— What is asked —
Reproduce the data that follows in its entirety, character for character.

— Exercise input —
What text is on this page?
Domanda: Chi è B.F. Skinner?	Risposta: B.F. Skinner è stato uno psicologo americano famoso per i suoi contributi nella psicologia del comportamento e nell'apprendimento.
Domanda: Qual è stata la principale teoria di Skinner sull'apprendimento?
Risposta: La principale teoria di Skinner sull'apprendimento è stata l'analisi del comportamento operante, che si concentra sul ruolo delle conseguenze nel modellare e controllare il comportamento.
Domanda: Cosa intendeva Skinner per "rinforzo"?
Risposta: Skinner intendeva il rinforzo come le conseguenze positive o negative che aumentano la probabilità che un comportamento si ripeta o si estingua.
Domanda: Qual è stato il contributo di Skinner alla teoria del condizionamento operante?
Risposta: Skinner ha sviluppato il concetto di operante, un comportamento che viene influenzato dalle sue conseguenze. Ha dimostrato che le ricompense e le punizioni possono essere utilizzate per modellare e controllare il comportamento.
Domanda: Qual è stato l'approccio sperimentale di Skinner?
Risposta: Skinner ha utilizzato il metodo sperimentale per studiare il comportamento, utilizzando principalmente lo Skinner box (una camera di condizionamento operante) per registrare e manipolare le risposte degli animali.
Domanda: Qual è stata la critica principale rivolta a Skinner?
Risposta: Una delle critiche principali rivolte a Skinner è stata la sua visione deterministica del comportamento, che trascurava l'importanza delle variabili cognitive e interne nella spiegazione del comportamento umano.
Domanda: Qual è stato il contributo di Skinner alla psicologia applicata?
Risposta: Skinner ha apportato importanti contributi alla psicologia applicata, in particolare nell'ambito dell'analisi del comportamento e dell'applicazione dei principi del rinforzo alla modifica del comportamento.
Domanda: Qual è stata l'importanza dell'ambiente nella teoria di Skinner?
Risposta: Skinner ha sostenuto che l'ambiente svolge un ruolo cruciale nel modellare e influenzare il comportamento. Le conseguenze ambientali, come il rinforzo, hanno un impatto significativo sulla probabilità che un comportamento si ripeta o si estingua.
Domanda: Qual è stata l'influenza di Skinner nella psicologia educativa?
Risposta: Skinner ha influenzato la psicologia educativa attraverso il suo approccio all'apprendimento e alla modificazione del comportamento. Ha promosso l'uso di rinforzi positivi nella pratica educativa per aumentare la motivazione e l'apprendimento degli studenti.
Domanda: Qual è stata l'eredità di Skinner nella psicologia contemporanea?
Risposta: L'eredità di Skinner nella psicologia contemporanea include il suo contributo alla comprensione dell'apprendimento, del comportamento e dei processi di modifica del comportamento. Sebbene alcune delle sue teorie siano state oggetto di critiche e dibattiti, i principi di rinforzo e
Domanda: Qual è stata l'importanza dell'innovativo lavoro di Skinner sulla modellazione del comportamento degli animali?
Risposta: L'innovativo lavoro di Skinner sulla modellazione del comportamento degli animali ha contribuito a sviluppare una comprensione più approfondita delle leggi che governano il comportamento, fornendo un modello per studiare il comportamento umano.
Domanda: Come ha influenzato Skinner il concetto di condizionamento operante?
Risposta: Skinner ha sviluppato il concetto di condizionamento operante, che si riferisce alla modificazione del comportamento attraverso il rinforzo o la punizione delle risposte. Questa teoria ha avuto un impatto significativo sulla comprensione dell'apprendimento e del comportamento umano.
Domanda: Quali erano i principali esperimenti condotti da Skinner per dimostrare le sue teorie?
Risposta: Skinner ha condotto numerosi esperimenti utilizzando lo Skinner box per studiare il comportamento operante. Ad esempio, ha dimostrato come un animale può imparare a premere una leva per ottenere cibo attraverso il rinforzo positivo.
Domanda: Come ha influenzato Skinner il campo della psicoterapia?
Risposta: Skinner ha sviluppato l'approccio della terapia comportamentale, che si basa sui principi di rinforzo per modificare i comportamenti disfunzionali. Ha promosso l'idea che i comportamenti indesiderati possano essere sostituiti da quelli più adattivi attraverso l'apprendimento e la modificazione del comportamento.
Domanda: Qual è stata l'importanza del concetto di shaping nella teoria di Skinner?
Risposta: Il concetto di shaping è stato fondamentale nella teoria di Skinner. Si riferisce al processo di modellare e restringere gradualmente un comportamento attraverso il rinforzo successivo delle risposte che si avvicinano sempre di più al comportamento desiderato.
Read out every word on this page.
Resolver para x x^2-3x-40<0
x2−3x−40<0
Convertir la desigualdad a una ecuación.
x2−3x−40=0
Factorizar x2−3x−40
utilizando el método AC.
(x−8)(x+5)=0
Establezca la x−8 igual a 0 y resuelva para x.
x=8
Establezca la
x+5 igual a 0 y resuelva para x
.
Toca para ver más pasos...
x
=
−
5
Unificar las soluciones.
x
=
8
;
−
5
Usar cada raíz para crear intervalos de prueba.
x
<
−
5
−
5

— Written solution —
What text is on this page?
Domanda: Chi è B.F. Skinner?	Risposta: B.F. Skinner è stato uno psicologo americano famoso per i suoi contributi nella psicologia del comportamento e nell'apprendimento.
Domanda: Qual è stata la principale teoria di Skinner sull'apprendimento?
Risposta: La principale teoria di Skinner sull'apprendimento è stata l'analisi del comportamento operante, che si concentra sul ruolo delle conseguenze nel modellare e controllare il comportamento.
Domanda: Cosa intendeva Skinner per "rinforzo"?
Risposta: Skinner intendeva il rinforzo come le conseguenze positive o negative che aumentano la probabilità che un comportamento si ripeta o si estingua.
Domanda: Qual è stato il contributo di Skinner alla teoria del condizionamento operante?
Risposta: Skinner ha sviluppato il concetto di operante, un comportamento che viene influenzato dalle sue conseguenze. Ha dimostrato che le ricompense e le punizioni possono essere utilizzate per modellare e controllare il comportamento.
Domanda: Qual è stato l'approccio sperimentale di Skinner?
Risposta: Skinner ha utilizzato il metodo sperimentale per studiare il comportamento, utilizzando principalmente lo Skinner box (una camera di condizionamento operante) per registrare e manipolare le risposte degli animali.
Domanda: Qual è stata la critica principale rivolta a Skinner?
Risposta: Una delle critiche principali rivolte a Skinner è stata la sua visione deterministica del comportamento, che trascurava l'importanza delle variabili cognitive e interne nella spiegazione del comportamento umano.
Domanda: Qual è stato il contributo di Skinner alla psicologia applicata?
Risposta: Skinner ha apportato importanti contributi alla psicologia applicata, in particolare nell'ambito dell'analisi del comportamento e dell'applicazione dei principi del rinforzo alla modifica del comportamento.
Domanda: Qual è stata l'importanza dell'ambiente nella teoria di Skinner?
Risposta: Skinner ha sostenuto che l'ambiente svolge un ruolo cruciale nel modellare e influenzare il comportamento. Le conseguenze ambientali, come il rinforzo, hanno un impatto significativo sulla probabilità che un comportamento si ripeta o si estingua.
Domanda: Qual è stata l'influenza di Skinner nella psicologia educativa?
Risposta: Skinner ha influenzato la psicologia educativa attraverso il suo approccio all'apprendimento e alla modificazione del comportamento. Ha promosso l'uso di rinforzi positivi nella pratica educativa per aumentare la motivazione e l'apprendimento degli studenti.
Domanda: Qual è stata l'eredità di Skinner nella psicologia contemporanea?
Risposta: L'eredità di Skinner nella psicologia contemporanea include il suo contributo alla comprensione dell'apprendimento, del comportamento e dei processi di modifica del comportamento. Sebbene alcune delle sue teorie siano state oggetto di critiche e dibattiti, i principi di rinforzo e
Domanda: Qual è stata l'importanza dell'innovativo lavoro di Skinner sulla modellazione del comportamento degli animali?
Risposta: L'innovativo lavoro di Skinner sulla modellazione del comportamento degli animali ha contribuito a sviluppare una comprensione più approfondita delle leggi che governano il comportamento, fornendo un modello per studiare il comportamento umano.
Domanda: Come ha influenzato Skinner il concetto di condizionamento operante?
Risposta: Skinner ha sviluppato il concetto di condizionamento operante, che si riferisce alla modificazione del comportamento attraverso il rinforzo o la punizione delle risposte. Questa teoria ha avuto un impatto significativo sulla comprensione dell'apprendimento e del comportamento umano.
Domanda: Quali erano i principali esperimenti condotti da Skinner per dimostrare le sue teorie?
Risposta: Skinner ha condotto numerosi esperimenti utilizzando lo Skinner box per studiare il comportamento operante. Ad esempio, ha dimostrato come un animale può imparare a premere una leva per ottenere cibo attraverso il rinforzo positivo.
Domanda: Come ha influenzato Skinner il campo della psicoterapia?
Risposta: Skinner ha sviluppato l'approccio della terapia comportamentale, che si basa sui principi di rinforzo per modificare i comportamenti disfunzionali. Ha promosso l'idea che i comportamenti indesiderati possano essere sostituiti da quelli più adattivi attraverso l'apprendimento e la modificazione del comportamento.
Domanda: Qual è stata l'importanza del concetto di shaping nella teoria di Skinner?
Risposta: Il concetto di shaping è stato fondamentale nella teoria di Skinner. Si riferisce al processo di modellare e restringere gradualmente un comportamento attraverso il rinforzo successivo delle risposte che si avvicinano sempre di più al comportamento desiderato.
Read out every word on this page.
Resolver para x x^2-3x-40<0
x2−3x−40<0
Convertir la desigualdad a una ecuación.
x2−3x−40=0
Factorizar x2−3x−40
utilizando el método AC.
(x−8)(x+5)=0
Establezca la x−8 igual a 0 y resuelva para x.
x=8
Establezca la
x+5 igual a 0 y resuelva para x
.
Toca para ver más pasos...
x
=
−
5
Unificar las soluciones.
x
=
8
;
−
5
Usar cada raíz para crear intervalos de prueba.
x
<
−
5
−
5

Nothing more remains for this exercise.